--- Start of RECORDS FOR THIS TASK ---
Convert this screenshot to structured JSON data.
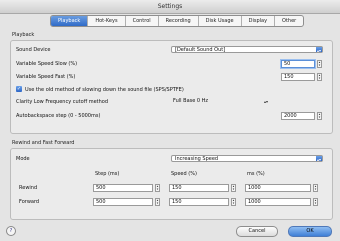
{
  "window": {
    "title": "Settings"
  },
  "tabs": [
    {
      "label": "Playback",
      "active": true
    },
    {
      "label": "Hot-Keys"
    },
    {
      "label": "Control"
    },
    {
      "label": "Recording"
    },
    {
      "label": "Disk Usage"
    },
    {
      "label": "Display"
    },
    {
      "label": "Other"
    }
  ],
  "playback": {
    "group_title": "Playback",
    "sound_device_label": "Sound Device",
    "sound_device_value": "[Default Sound Out]",
    "var_slow_label": "Variable Speed Slow (%)",
    "var_slow_value": "50",
    "var_fast_label": "Variable Speed Fast (%)",
    "var_fast_value": "150",
    "sps_checked": true,
    "sps_label": "Use the old method of slowing down the sound file (SPS/SPTFE)",
    "clarity_label": "Clarity Low Frequency cutoff method",
    "clarity_value": "Full Base 0 Hz",
    "autobackspace_label": "Autobackspace step (0 - 5000ms)",
    "autobackspace_value": "2000"
  },
  "rewind": {
    "group_title": "Rewind and Fast Forward",
    "mode_label": "Mode",
    "mode_value": "Increasing Speed",
    "col_step": "Step (ms)",
    "col_speed": "Speed (%)",
    "col_ms": "ms (%)",
    "rows": [
      {
        "label": "Rewind",
        "step": "500",
        "speed": "150",
        "ms": "1000"
      },
      {
        "label": "Forward",
        "step": "500",
        "speed": "150",
        "ms": "1000"
      }
    ]
  },
  "footer": {
    "help": "?",
    "cancel": "Cancel",
    "ok": "OK"
  }
}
--- End of RECORDS FOR THIS TASK ---
• PROBLEM: Search the entries for the word "method", then list each line that holds it.

• ANSWER TO THIS PROBLEM:
    "sps_label": "Use the old method of slowing down the sound file (SPS/SPTFE)",
    "clarity_label": "Clarity Low Frequency cutoff method",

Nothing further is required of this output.